(Problem to solve) The answer is one number: how many lines in the data below hold "طباطبایی".

[Collected data entries]
--- start ---
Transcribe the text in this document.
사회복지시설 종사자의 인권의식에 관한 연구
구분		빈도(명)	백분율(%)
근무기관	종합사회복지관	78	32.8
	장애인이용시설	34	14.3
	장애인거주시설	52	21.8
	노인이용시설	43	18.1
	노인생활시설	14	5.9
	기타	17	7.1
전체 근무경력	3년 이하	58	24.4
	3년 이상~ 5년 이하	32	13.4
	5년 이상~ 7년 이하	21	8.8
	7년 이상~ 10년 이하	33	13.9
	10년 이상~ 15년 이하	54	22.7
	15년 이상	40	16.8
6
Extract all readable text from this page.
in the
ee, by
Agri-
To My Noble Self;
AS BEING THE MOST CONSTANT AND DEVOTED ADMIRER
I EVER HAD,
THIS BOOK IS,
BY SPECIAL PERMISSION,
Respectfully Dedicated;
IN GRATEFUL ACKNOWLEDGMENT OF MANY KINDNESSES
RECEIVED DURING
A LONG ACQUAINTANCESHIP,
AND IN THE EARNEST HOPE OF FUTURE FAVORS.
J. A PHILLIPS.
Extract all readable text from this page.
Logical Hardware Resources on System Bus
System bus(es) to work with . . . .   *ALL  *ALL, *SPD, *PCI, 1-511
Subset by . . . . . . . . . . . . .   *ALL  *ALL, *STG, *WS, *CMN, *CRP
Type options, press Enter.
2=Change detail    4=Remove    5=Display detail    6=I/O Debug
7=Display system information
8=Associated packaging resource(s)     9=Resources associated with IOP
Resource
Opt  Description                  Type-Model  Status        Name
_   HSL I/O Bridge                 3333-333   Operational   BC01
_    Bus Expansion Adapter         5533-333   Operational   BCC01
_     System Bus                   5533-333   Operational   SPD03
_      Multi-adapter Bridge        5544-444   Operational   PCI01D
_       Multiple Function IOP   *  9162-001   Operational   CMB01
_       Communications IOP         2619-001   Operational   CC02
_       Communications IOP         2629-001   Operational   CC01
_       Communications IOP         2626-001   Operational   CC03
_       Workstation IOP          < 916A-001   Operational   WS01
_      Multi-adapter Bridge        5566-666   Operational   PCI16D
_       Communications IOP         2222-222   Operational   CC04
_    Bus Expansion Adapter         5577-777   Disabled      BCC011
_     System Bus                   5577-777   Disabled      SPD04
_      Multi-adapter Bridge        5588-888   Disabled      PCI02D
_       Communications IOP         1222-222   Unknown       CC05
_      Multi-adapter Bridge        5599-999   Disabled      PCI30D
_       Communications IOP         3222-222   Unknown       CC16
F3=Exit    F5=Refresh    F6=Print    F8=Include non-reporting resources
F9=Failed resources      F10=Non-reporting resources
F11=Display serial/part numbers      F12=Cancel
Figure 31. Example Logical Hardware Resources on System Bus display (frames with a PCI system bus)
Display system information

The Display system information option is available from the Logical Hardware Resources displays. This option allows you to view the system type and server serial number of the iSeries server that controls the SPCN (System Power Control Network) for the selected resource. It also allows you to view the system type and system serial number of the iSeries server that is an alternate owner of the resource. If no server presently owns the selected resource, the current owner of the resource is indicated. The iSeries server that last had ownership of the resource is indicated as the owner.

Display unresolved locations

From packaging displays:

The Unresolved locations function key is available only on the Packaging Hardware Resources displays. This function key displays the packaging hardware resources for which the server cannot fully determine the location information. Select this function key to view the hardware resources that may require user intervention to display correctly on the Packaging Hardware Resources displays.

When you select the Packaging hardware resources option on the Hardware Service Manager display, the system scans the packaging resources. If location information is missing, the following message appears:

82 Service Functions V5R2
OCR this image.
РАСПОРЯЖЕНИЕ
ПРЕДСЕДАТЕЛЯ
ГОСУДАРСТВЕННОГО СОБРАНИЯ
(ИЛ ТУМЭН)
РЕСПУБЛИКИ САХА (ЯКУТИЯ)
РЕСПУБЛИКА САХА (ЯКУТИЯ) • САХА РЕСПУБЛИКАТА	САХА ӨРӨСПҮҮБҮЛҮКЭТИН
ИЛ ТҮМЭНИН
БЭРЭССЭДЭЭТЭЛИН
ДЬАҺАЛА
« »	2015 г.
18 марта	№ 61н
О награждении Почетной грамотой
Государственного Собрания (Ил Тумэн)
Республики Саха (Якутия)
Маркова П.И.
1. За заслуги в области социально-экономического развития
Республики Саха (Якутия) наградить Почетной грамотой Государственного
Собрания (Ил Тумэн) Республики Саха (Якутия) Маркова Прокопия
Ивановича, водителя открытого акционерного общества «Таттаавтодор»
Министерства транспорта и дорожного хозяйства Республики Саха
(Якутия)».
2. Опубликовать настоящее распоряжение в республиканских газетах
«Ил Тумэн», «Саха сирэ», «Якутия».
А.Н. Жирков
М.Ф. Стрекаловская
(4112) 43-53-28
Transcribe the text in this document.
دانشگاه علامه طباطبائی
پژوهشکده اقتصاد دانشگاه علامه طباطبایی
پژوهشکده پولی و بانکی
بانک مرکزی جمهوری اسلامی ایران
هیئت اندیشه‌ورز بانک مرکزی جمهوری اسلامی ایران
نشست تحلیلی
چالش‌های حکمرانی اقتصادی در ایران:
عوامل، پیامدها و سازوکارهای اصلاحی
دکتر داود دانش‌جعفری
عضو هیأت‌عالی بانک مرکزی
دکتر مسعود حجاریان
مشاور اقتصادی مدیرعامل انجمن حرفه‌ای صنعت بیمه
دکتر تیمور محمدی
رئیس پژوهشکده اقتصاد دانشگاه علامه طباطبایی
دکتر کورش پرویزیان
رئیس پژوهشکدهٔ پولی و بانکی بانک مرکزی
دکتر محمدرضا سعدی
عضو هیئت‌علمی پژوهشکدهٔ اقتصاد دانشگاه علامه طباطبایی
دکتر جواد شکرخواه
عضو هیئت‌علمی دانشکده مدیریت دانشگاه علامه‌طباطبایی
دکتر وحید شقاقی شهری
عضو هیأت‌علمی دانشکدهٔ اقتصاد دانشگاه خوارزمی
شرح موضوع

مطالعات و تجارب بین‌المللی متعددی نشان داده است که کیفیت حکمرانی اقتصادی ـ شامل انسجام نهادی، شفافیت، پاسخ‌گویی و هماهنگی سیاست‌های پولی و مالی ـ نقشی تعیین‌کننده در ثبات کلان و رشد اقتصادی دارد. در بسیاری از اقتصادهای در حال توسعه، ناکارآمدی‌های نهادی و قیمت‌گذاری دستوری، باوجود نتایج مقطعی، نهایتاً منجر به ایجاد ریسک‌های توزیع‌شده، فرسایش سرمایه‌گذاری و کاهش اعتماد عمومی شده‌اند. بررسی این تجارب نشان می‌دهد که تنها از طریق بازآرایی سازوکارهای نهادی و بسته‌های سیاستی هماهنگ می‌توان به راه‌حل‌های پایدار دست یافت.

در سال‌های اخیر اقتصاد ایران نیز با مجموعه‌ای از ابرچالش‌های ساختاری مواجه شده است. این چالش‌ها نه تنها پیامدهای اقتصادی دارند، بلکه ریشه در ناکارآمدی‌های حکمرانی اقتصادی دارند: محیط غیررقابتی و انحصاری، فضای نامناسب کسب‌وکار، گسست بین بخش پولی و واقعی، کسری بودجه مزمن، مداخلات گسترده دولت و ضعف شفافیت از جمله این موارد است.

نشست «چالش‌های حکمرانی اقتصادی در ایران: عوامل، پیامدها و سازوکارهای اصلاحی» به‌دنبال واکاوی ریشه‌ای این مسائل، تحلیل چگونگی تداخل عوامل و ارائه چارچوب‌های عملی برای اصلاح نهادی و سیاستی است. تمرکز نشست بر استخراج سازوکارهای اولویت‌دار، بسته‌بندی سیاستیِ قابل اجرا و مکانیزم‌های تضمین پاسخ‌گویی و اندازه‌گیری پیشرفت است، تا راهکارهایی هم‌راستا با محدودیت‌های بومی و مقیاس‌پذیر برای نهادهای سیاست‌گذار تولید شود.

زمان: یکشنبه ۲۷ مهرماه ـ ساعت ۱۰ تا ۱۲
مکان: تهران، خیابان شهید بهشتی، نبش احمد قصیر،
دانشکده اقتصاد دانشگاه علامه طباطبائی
--- end ---
(Correct answer) 4